→ **What to work on**
Continue the text on Plänterwald from where it stops.

→ **Text passage**
▼
Population (2023-12-31)
- • Total: 11,435
- • Density: 3,800/km^{2} (9,840/sq mi)
- Time zone: UTC+01:00 (CET)
- • Summer (DST): UTC+02:00 (CEST)
- Postal codes: 12435, 12437
- Vehicle registration: B

= Plänterwald =

Plänterwald (/de/) is a German locality (Ortsteil) within the Berlin borough (Bezirk) of Treptow-Köpenick. Until 2001 it was part of the former borough of Treptow and the site of its former town hall.

==History==
The name Plänterwald derives from the German word Plenterwald, referring to a timber forest. The 89 hectares of the forest were first economically used in 1760, and in 1969 the northern side became part of the Spreepark (better known as Cultural Park Plänterwald ). In 1920, as part of the former municipality of Treptow, it merged into Berlin with the "Greater Berlin Act". Crossed by the "Berlin Wall" on its borders with Neukölln from 1961 to 1989, the locality became autonomous in 1997, separated from Alt-Treptow and Baumschulenweg.

==Geography==
Located in south-east Berlin and crossed by the river Spree, Plänterwald borders with the localities of Alt-Treptow, Oberschöneweide (separated by the Spree), Baumschulenweg and Neukölln. The Spree also divides it from the peninsula of Stralau (a zone of Friedrichshain, in Friedrichshain-Kreuzberg district) and Rummelsburg (in Lichtenberg).
▲
→ **Given information**
▼
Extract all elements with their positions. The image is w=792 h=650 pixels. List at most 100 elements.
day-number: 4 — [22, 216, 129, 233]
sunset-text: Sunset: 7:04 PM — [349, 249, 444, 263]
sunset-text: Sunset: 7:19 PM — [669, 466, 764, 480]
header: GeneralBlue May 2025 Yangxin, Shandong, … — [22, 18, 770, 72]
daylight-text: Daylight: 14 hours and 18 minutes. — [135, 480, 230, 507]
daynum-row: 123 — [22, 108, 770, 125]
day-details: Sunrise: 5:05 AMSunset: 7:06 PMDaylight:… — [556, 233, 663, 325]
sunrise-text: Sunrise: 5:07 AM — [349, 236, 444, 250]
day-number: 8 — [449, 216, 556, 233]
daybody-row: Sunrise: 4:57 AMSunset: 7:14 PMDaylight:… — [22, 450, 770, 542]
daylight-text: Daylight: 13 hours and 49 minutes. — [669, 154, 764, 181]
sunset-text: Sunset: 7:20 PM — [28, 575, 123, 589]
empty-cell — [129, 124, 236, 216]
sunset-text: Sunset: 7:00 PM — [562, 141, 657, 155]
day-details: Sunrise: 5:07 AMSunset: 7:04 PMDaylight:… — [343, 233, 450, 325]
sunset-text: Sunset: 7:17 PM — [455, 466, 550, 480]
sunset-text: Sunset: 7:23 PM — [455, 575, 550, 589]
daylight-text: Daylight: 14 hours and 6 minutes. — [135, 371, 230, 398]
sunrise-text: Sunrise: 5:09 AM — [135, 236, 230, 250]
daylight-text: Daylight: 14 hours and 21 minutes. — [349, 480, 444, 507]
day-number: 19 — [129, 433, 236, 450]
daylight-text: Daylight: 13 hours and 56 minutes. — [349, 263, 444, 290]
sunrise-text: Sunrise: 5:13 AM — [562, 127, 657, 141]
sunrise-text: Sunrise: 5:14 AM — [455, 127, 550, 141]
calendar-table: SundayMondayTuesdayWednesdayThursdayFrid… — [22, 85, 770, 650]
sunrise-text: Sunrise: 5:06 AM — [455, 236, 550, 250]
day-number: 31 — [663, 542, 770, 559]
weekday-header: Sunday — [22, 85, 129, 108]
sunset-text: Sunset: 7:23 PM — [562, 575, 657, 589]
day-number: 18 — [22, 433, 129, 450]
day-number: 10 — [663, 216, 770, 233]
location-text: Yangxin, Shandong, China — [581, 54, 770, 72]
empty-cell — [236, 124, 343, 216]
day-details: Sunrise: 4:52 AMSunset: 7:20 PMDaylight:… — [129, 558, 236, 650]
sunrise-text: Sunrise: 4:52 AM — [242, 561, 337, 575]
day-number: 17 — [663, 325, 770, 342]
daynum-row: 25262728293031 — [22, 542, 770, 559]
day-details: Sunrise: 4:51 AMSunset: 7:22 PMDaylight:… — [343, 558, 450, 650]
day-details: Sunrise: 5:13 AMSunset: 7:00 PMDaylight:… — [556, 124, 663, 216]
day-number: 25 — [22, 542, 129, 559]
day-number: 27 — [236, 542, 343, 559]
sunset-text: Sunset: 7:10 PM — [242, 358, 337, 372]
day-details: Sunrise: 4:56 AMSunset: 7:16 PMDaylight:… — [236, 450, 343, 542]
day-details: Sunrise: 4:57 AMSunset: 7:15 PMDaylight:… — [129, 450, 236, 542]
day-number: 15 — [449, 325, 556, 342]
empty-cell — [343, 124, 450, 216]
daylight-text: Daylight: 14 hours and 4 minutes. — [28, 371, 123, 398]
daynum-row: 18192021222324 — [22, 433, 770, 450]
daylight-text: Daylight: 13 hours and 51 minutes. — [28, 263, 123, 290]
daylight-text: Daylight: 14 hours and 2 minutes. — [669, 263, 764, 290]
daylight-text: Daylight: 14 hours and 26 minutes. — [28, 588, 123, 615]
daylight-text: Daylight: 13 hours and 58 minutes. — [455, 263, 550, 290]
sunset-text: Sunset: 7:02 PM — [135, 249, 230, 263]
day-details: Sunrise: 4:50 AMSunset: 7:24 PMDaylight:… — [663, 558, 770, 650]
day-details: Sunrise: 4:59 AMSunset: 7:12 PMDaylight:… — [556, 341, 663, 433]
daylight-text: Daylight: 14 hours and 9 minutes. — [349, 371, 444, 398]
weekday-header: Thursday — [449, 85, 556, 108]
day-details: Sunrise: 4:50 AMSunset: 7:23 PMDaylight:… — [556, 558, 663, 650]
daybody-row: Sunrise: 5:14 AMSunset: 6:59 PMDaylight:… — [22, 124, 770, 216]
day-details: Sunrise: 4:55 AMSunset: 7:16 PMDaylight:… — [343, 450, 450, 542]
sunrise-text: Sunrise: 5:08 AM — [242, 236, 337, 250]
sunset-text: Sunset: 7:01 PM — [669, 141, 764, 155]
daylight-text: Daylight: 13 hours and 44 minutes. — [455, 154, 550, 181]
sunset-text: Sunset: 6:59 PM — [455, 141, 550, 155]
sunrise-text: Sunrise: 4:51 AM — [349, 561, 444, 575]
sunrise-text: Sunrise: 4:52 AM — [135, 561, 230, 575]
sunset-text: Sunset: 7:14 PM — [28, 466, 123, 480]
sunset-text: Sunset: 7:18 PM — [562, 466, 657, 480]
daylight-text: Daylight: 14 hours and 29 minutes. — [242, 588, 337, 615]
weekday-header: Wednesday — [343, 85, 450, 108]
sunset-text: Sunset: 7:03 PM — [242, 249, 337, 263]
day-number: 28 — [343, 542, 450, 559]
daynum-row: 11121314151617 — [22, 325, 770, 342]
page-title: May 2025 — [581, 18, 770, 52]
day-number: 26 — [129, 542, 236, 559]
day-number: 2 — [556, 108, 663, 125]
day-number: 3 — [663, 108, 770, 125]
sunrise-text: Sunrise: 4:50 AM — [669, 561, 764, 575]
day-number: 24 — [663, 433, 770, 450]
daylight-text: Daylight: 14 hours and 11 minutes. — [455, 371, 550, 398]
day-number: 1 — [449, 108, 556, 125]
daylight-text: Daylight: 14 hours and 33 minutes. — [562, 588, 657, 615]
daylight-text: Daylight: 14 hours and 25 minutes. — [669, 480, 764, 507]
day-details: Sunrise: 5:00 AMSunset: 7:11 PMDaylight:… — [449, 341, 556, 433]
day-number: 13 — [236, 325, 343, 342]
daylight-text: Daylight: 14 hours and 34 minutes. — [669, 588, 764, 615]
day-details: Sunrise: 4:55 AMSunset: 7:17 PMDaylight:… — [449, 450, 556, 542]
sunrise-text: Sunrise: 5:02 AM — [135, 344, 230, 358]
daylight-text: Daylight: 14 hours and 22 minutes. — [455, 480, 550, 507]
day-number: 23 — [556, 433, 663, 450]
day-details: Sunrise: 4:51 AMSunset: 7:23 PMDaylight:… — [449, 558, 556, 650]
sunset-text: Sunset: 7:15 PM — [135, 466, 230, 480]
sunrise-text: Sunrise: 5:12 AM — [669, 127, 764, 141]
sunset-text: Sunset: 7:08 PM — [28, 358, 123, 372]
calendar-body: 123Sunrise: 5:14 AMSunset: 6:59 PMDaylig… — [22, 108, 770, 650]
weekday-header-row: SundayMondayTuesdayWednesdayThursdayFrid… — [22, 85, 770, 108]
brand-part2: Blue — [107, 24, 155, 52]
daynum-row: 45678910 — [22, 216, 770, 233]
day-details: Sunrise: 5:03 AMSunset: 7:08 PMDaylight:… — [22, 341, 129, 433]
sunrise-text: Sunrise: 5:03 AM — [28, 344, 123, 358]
▲
→ **Response box**
==Spreepark==

Within Plänterwald is Spreepark, an abandoned amusement park, which operated from October 1969 until 2001.

The owner of Spreepark, Norbert Witte, went bankrupt and left Germany rather abruptly. He took several of the park's rides including the Jet Star and Fun Express with him to Peru where he was to open a small park called Lunapark at Jockey Plaza in Lima, Peru. Some of the rides were damaged in transit and then followed by legal discussions of who would pay for the damages.

==Transport==
The locality is served by the S-Bahn lines S8, S85 and S9 at the homonymous railway station. It is also served by several bus lines.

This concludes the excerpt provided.